[start EXTRACTED ENTRIES]

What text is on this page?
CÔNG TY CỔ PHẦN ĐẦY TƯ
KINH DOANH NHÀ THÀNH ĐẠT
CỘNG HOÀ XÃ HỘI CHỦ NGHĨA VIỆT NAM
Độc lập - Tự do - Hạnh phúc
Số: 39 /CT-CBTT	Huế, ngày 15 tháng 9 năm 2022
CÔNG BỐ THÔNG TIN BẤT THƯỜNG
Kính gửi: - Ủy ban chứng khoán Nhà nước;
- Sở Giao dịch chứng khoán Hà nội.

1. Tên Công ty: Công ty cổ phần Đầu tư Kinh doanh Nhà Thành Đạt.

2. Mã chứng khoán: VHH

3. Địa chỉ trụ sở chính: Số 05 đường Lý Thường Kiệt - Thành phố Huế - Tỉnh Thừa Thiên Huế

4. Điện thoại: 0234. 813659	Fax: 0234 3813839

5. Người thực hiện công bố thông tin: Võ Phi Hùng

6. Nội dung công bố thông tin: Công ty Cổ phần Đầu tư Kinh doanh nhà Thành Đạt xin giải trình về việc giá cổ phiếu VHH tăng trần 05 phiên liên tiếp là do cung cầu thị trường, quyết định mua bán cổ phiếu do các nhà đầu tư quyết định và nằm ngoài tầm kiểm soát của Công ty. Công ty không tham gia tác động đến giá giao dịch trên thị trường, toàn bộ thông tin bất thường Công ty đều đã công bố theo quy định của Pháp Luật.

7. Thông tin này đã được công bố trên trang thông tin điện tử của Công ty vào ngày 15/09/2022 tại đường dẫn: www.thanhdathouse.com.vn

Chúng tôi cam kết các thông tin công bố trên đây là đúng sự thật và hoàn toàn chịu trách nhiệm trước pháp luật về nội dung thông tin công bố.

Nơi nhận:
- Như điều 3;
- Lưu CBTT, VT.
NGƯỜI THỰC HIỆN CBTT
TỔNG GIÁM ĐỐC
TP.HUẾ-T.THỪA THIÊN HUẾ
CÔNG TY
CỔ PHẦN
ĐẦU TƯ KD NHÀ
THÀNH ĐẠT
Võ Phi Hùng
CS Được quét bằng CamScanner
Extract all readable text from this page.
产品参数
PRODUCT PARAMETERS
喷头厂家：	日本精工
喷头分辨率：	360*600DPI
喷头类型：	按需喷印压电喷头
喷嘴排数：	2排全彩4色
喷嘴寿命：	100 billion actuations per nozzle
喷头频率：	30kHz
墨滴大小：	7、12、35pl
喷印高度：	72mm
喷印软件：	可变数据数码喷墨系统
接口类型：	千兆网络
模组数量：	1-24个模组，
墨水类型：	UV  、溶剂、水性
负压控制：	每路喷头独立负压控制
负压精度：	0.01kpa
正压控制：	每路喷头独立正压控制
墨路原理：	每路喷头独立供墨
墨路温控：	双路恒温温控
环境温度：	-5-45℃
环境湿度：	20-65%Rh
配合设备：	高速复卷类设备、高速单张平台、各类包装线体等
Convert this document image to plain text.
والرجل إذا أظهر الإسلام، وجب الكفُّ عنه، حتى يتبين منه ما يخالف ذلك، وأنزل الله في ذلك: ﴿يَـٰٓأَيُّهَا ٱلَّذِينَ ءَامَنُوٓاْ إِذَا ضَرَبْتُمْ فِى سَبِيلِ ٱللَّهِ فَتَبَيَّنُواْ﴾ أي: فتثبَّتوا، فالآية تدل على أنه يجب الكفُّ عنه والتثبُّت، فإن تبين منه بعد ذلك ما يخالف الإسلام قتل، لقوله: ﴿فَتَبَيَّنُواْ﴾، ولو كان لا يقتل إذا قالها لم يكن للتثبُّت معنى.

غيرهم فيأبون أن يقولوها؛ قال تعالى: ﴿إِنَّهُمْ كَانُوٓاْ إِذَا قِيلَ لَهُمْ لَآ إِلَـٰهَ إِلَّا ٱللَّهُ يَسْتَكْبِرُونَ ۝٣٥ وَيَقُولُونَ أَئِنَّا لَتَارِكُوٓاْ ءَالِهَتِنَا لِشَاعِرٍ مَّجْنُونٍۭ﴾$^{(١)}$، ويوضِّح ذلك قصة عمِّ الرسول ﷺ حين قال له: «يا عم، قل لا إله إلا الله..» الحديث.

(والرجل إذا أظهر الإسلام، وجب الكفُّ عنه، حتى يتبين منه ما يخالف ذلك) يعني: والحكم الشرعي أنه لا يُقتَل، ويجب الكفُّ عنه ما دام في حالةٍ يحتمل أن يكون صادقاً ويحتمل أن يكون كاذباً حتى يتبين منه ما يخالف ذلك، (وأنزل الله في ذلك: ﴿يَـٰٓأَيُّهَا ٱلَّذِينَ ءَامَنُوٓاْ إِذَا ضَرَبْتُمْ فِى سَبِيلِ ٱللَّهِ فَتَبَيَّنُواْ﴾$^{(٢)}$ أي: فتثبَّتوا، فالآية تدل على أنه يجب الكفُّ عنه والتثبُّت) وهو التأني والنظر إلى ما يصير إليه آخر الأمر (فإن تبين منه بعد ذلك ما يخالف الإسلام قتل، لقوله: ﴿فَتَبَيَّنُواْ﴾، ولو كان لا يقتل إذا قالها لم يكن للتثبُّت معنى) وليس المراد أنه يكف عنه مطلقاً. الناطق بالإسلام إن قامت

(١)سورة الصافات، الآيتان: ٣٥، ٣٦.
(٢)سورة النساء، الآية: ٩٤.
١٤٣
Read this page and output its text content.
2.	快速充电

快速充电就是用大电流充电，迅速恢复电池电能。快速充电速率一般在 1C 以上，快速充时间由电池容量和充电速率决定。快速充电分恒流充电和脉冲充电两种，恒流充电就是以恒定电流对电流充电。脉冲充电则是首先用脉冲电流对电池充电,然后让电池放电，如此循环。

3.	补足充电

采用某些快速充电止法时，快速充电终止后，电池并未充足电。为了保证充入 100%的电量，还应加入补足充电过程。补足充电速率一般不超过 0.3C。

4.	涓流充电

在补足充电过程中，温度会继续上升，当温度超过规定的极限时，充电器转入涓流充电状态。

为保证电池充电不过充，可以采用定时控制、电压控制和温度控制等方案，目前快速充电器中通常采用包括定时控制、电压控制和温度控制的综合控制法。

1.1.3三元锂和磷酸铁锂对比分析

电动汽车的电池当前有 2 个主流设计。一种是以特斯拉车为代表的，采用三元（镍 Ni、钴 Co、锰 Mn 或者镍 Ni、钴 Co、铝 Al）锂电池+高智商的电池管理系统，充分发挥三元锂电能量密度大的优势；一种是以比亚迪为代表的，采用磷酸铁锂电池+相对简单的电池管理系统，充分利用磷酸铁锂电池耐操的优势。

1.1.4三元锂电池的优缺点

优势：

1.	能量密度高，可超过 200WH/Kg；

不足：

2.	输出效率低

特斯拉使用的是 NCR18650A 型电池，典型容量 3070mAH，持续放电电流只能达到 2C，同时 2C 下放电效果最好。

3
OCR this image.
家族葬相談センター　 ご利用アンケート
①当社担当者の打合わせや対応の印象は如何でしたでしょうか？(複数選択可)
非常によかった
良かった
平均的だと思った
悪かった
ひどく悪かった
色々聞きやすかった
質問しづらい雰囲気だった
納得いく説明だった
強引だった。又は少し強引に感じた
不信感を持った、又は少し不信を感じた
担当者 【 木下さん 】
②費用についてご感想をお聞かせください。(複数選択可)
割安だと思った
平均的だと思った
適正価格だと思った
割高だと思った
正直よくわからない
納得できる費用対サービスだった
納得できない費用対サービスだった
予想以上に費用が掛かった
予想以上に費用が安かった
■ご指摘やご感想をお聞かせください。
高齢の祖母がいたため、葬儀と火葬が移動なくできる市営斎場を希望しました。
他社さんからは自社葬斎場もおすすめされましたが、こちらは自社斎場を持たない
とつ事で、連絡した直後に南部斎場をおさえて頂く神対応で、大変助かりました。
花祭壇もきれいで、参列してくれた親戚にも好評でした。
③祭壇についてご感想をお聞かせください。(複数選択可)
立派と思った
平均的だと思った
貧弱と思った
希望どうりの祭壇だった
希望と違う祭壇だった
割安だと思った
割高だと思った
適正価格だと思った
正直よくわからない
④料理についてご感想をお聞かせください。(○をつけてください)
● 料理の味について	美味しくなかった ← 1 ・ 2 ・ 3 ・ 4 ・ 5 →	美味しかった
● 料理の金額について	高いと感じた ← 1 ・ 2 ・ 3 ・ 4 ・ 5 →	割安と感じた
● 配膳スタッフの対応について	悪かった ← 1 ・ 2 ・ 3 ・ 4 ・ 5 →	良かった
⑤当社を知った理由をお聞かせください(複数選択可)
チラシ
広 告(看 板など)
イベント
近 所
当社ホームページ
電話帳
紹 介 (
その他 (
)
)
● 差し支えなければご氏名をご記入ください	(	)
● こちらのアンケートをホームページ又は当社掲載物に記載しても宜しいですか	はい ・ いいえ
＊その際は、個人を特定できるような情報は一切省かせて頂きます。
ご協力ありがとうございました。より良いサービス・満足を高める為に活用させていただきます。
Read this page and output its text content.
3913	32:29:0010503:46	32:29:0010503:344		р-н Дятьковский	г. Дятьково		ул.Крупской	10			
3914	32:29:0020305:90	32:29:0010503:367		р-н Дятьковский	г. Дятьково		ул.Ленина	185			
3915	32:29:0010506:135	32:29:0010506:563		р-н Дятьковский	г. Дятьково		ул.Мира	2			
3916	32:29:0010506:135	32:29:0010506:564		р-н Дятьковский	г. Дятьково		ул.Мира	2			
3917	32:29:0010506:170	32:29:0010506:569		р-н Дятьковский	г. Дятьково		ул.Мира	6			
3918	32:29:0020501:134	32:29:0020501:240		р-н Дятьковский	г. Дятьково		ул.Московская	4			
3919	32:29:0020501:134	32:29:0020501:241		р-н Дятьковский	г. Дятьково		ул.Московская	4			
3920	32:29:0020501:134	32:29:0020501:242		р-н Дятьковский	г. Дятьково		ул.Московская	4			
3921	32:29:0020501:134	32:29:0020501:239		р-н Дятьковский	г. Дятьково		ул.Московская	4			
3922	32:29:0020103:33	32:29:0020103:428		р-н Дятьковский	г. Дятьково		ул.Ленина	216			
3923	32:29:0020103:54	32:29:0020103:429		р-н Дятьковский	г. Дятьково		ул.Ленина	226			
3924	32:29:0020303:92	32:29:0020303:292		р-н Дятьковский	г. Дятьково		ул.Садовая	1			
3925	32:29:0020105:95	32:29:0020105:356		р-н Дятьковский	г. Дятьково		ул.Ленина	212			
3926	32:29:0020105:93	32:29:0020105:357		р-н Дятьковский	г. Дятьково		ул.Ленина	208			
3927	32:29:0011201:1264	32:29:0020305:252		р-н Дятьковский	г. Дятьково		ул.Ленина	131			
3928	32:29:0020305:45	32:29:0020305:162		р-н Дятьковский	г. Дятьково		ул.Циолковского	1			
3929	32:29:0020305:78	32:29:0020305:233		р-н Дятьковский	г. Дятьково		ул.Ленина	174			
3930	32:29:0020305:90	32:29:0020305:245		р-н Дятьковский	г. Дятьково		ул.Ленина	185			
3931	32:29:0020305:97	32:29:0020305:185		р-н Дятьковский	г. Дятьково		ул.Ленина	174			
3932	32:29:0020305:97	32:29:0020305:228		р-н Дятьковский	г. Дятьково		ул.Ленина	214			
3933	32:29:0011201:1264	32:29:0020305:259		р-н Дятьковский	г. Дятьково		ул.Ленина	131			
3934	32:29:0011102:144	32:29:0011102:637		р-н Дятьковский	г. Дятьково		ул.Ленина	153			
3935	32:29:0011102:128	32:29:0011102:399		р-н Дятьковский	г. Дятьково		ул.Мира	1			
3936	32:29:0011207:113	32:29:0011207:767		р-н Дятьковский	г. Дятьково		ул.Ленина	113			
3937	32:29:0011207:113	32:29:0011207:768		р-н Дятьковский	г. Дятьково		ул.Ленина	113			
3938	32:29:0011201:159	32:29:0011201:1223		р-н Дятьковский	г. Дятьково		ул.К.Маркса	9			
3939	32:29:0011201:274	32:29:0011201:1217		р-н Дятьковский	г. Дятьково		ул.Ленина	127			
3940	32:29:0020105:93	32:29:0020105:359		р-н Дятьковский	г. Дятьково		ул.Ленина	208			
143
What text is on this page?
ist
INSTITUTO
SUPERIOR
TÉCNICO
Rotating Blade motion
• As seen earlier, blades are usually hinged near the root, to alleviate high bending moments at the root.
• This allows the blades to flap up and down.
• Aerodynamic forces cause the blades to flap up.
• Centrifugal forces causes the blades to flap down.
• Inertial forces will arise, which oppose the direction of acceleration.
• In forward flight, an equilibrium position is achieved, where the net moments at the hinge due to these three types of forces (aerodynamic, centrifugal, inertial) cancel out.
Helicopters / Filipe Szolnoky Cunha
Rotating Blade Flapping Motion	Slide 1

[end EXTRACTED ENTRIES]

__WORK TO DO__.
Go through the records line by line and count those containing the string "đường". Give only the total.

__SOLUTION FOR THIS TASK__.
2